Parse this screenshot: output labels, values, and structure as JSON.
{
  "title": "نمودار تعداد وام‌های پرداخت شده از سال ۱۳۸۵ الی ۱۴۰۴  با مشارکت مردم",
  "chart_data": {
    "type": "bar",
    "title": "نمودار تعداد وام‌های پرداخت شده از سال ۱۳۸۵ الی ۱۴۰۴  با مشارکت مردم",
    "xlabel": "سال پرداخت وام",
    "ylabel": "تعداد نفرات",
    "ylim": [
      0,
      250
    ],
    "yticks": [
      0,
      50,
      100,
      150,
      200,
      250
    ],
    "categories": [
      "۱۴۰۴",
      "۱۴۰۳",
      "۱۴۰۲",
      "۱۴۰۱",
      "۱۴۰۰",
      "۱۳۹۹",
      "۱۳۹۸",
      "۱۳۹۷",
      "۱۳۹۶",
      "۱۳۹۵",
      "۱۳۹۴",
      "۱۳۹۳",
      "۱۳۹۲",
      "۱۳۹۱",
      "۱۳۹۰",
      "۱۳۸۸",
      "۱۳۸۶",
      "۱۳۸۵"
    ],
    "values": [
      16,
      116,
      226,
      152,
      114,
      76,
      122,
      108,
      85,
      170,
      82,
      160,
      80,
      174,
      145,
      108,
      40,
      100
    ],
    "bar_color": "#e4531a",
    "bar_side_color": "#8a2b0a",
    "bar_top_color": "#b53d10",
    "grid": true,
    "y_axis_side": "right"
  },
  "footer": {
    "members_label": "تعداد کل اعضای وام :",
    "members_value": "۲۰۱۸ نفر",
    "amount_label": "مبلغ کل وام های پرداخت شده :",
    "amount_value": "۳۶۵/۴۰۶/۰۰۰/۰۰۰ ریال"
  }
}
__________________________________________________
# [REQUEST]
Find the lines above that contain the word "title" and collect them.

# [SOLUTION FOR THIS EXERCISE]
  "title": "نمودار تعداد وام‌های پرداخت شده از سال ۱۳۸۵ الی ۱۴۰۴  با مشارکت مردم",
    "title": "نمودار تعداد وام‌های پرداخت شده از سال ۱۳۸۵ الی ۱۴۰۴  با مشارکت مردم",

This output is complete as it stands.